• Records provided:
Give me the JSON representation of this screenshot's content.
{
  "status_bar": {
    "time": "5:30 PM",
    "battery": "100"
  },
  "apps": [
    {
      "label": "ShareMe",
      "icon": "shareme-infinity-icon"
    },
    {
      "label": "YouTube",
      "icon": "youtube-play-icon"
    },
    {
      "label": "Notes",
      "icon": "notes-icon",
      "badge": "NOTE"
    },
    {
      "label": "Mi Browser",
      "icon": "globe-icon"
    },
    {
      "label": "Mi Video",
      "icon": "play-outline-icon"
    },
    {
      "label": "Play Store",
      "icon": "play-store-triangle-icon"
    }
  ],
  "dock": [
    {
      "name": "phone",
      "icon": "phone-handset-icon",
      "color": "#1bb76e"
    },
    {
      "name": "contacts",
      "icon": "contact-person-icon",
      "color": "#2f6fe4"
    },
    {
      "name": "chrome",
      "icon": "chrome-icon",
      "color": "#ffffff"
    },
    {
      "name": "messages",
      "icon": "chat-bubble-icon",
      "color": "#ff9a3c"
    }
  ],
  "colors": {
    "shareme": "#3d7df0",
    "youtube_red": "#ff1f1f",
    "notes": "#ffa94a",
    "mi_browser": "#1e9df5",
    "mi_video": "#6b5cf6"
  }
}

• What this task involves:
Select and copy every line of the material that holds the string "icon".

• Solution for this task:
      "icon": "shareme-infinity-icon"
      "icon": "youtube-play-icon"
      "icon": "notes-icon",
      "icon": "globe-icon"
      "icon": "play-outline-icon"
      "icon": "play-store-triangle-icon"
      "icon": "phone-handset-icon",
      "icon": "contact-person-icon",
      "icon": "chrome-icon",
      "icon": "chat-bubble-icon",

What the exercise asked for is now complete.